**TO DO:**
Pictures should be excluded; otherwise, copy every entry exactly.
--- Begin ---
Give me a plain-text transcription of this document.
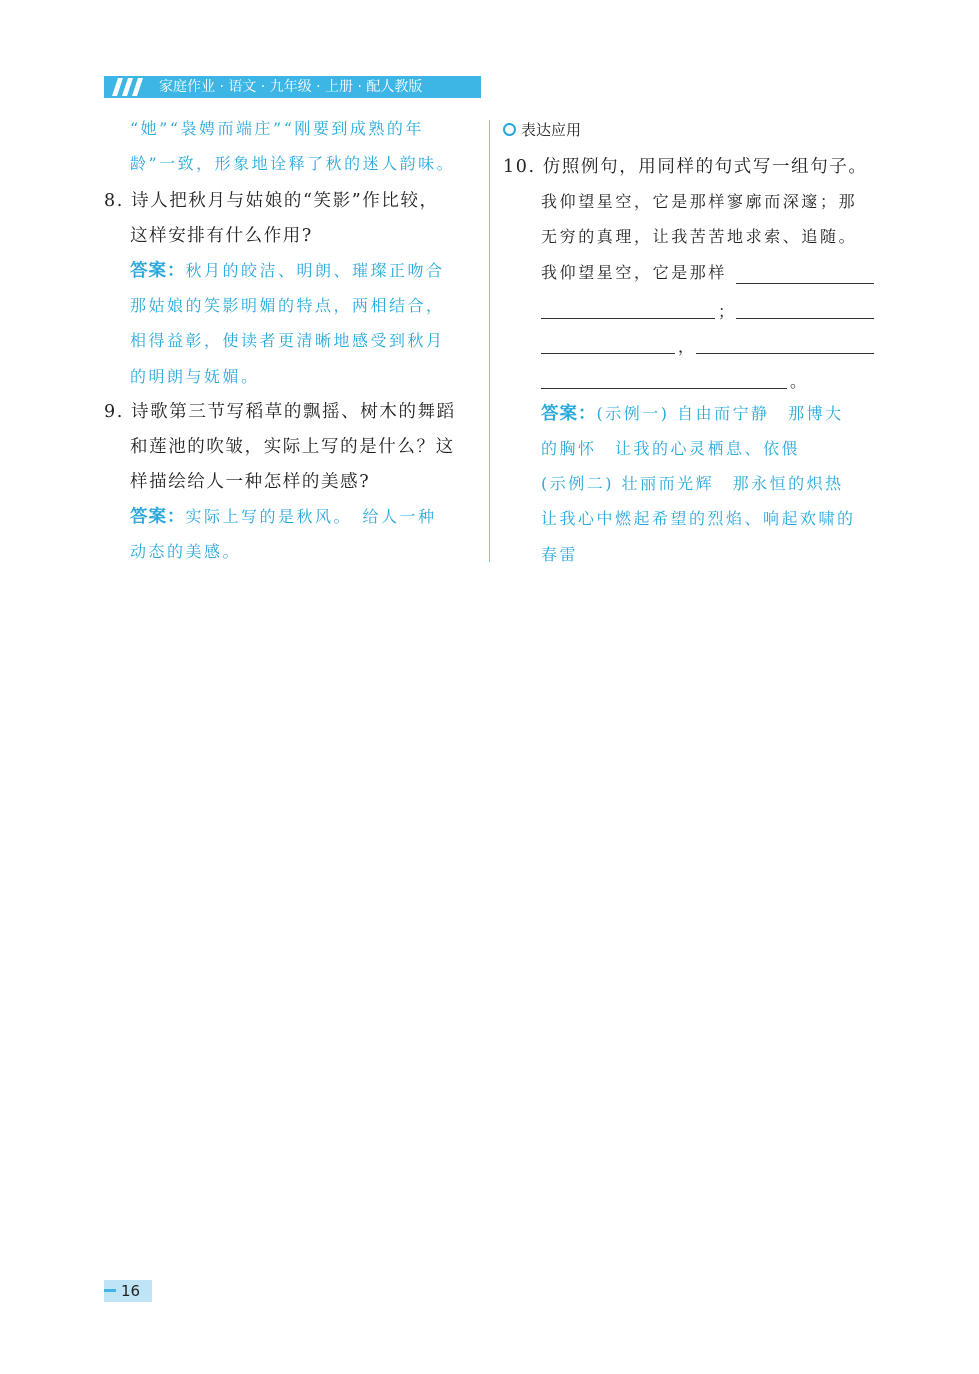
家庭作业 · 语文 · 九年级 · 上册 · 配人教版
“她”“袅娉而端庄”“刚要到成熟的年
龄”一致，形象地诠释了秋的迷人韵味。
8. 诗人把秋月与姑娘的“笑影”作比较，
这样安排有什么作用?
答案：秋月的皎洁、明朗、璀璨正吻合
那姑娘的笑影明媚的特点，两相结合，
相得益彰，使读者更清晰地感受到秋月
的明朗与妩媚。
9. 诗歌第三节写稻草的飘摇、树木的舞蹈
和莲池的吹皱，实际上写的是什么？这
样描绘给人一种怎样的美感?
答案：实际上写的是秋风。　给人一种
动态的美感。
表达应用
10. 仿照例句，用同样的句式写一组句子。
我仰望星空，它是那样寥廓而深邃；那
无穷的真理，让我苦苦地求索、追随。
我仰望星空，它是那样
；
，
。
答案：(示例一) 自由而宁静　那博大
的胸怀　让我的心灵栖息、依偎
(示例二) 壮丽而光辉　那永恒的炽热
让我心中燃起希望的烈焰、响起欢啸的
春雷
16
--- End ---
**REPLY TO THE EXERCISE:**
Give me a plain-text transcription of this document.
家庭作业 · 语文 · 九年级 · 上册 · 配人教版
“她”“袅娉而端庄”“刚要到成熟的年
龄”一致，形象地诠释了秋的迷人韵味。
8. 诗人把秋月与姑娘的“笑影”作比较，
这样安排有什么作用?
答案：秋月的皎洁、明朗、璀璨正吻合
那姑娘的笑影明媚的特点，两相结合，
相得益彰，使读者更清晰地感受到秋月
的明朗与妩媚。
9. 诗歌第三节写稻草的飘摇、树木的舞蹈
和莲池的吹皱，实际上写的是什么？这
样描绘给人一种怎样的美感?
答案：实际上写的是秋风。　给人一种
动态的美感。
表达应用
10. 仿照例句，用同样的句式写一组句子。
我仰望星空，它是那样寥廓而深邃；那
无穷的真理，让我苦苦地求索、追随。
我仰望星空，它是那样
；
，
。
答案：(示例一) 自由而宁静　那博大
的胸怀　让我的心灵栖息、依偎
(示例二) 壮丽而光辉　那永恒的炽热
让我心中燃起希望的烈焰、响起欢啸的
春雷
16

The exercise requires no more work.